Data
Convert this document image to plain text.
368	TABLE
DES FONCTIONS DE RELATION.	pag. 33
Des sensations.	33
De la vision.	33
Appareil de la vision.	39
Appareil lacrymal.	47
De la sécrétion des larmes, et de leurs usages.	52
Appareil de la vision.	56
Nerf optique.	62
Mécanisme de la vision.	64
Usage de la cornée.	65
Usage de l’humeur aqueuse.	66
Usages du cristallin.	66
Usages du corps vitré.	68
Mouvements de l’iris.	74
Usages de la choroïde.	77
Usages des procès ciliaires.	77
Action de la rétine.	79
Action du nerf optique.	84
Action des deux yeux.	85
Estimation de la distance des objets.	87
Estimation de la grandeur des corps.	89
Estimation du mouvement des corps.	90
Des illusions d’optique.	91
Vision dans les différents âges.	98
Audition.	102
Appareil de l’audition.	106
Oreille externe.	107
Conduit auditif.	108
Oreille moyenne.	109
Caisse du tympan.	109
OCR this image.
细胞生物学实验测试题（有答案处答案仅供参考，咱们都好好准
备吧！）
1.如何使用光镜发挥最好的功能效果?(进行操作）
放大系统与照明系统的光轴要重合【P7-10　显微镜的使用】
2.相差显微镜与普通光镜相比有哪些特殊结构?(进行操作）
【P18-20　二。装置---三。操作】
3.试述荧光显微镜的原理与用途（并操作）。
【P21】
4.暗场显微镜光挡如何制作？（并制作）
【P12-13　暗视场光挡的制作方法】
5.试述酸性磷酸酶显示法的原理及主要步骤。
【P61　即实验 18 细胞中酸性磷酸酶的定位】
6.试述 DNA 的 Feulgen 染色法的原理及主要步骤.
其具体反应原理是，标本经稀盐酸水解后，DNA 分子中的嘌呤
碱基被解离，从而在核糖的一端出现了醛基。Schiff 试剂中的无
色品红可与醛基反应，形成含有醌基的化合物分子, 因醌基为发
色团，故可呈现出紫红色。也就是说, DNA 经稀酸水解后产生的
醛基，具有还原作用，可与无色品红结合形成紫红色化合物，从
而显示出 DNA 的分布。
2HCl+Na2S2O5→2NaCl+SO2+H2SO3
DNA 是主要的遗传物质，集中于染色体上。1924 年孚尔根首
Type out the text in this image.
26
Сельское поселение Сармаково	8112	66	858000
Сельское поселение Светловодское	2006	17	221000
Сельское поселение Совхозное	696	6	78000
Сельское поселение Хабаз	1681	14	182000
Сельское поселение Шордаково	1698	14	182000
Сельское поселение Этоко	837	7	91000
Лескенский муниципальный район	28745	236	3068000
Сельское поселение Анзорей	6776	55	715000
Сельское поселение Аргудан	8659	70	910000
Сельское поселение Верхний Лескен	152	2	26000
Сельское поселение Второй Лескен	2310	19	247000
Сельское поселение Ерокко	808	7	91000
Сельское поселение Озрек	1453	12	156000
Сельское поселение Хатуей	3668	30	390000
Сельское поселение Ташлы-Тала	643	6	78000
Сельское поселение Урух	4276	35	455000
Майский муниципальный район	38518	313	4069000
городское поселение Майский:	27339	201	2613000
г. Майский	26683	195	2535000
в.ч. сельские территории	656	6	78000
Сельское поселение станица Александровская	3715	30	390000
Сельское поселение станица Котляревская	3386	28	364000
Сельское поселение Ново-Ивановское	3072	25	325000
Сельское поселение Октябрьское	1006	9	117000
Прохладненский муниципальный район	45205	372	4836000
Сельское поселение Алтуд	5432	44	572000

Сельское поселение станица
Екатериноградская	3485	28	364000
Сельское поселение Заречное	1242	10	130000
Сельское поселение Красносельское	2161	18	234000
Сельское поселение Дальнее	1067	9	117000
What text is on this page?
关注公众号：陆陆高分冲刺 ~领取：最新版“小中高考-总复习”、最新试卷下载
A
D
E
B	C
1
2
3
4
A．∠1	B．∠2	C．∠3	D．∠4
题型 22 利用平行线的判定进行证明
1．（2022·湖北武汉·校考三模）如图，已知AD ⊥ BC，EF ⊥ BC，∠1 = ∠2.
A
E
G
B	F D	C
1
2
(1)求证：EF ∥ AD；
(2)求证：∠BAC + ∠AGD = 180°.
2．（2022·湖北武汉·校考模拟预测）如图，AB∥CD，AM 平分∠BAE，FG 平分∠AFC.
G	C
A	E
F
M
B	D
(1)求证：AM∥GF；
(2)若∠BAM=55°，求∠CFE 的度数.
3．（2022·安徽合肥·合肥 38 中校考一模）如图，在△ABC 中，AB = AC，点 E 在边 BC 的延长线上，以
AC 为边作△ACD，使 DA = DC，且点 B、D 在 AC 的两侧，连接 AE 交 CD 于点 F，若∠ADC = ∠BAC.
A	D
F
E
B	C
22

The problem
Reproduce the material precisely, including every line.

The solution
Convert this document image to plain text.
368	TABLE
DES FONCTIONS DE RELATION.	pag. 33
Des sensations.	33
De la vision.	33
Appareil de la vision.	39
Appareil lacrymal.	47
De la sécrétion des larmes, et de leurs usages.	52
Appareil de la vision.	56
Nerf optique.	62
Mécanisme de la vision.	64
Usage de la cornée.	65
Usage de l’humeur aqueuse.	66
Usages du cristallin.	66
Usages du corps vitré.	68
Mouvements de l’iris.	74
Usages de la choroïde.	77
Usages des procès ciliaires.	77
Action de la rétine.	79
Action du nerf optique.	84
Action des deux yeux.	85
Estimation de la distance des objets.	87
Estimation de la grandeur des corps.	89
Estimation du mouvement des corps.	90
Des illusions d’optique.	91
Vision dans les différents âges.	98
Audition.	102
Appareil de l’audition.	106
Oreille externe.	107
Conduit auditif.	108
Oreille moyenne.	109
Caisse du tympan.	109
OCR this image.
细胞生物学实验测试题（有答案处答案仅供参考，咱们都好好准
备吧！）
1.如何使用光镜发挥最好的功能效果?(进行操作）
放大系统与照明系统的光轴要重合【P7-10　显微镜的使用】
2.相差显微镜与普通光镜相比有哪些特殊结构?(进行操作）
【P18-20　二。装置---三。操作】
3.试述荧光显微镜的原理与用途（并操作）。
【P21】
4.暗场显微镜光挡如何制作？（并制作）
【P12-13　暗视场光挡的制作方法】
5.试述酸性磷酸酶显示法的原理及主要步骤。
【P61　即实验 18 细胞中酸性磷酸酶的定位】
6.试述 DNA 的 Feulgen 染色法的原理及主要步骤.
其具体反应原理是，标本经稀盐酸水解后，DNA 分子中的嘌呤
碱基被解离，从而在核糖的一端出现了醛基。Schiff 试剂中的无
色品红可与醛基反应，形成含有醌基的化合物分子, 因醌基为发
色团，故可呈现出紫红色。也就是说, DNA 经稀酸水解后产生的
醛基，具有还原作用，可与无色品红结合形成紫红色化合物，从
而显示出 DNA 的分布。
2HCl+Na2S2O5→2NaCl+SO2+H2SO3
DNA 是主要的遗传物质，集中于染色体上。1924 年孚尔根首
Type out the text in this image.
26
Сельское поселение Сармаково	8112	66	858000
Сельское поселение Светловодское	2006	17	221000
Сельское поселение Совхозное	696	6	78000
Сельское поселение Хабаз	1681	14	182000
Сельское поселение Шордаково	1698	14	182000
Сельское поселение Этоко	837	7	91000
Лескенский муниципальный район	28745	236	3068000
Сельское поселение Анзорей	6776	55	715000
Сельское поселение Аргудан	8659	70	910000
Сельское поселение Верхний Лескен	152	2	26000
Сельское поселение Второй Лескен	2310	19	247000
Сельское поселение Ерокко	808	7	91000
Сельское поселение Озрек	1453	12	156000
Сельское поселение Хатуей	3668	30	390000
Сельское поселение Ташлы-Тала	643	6	78000
Сельское поселение Урух	4276	35	455000
Майский муниципальный район	38518	313	4069000
городское поселение Майский:	27339	201	2613000
г. Майский	26683	195	2535000
в.ч. сельские территории	656	6	78000
Сельское поселение станица Александровская	3715	30	390000
Сельское поселение станица Котляревская	3386	28	364000
Сельское поселение Ново-Ивановское	3072	25	325000
Сельское поселение Октябрьское	1006	9	117000
Прохладненский муниципальный район	45205	372	4836000
Сельское поселение Алтуд	5432	44	572000

Сельское поселение станица
Екатериноградская	3485	28	364000
Сельское поселение Заречное	1242	10	130000
Сельское поселение Красносельское	2161	18	234000
Сельское поселение Дальнее	1067	9	117000
What text is on this page?
关注公众号：陆陆高分冲刺 ~领取：最新版“小中高考-总复习”、最新试卷下载
A
D
E
B	C
1
2
3
4
A．∠1	B．∠2	C．∠3	D．∠4
题型 22 利用平行线的判定进行证明
1．（2022·湖北武汉·校考三模）如图，已知AD ⊥ BC，EF ⊥ BC，∠1 = ∠2.
A
E
G
B	F D	C
1
2
(1)求证：EF ∥ AD；
(2)求证：∠BAC + ∠AGD = 180°.
2．（2022·湖北武汉·校考模拟预测）如图，AB∥CD，AM 平分∠BAE，FG 平分∠AFC.
G	C
A	E
F
M
B	D
(1)求证：AM∥GF；
(2)若∠BAM=55°，求∠CFE 的度数.
3．（2022·安徽合肥·合肥 38 中校考一模）如图，在△ABC 中，AB = AC，点 E 在边 BC 的延长线上，以
AC 为边作△ACD，使 DA = DC，且点 B、D 在 AC 的两侧，连接 AE 交 CD 于点 F，若∠ADC = ∠BAC.
A	D
F
E
B	C
22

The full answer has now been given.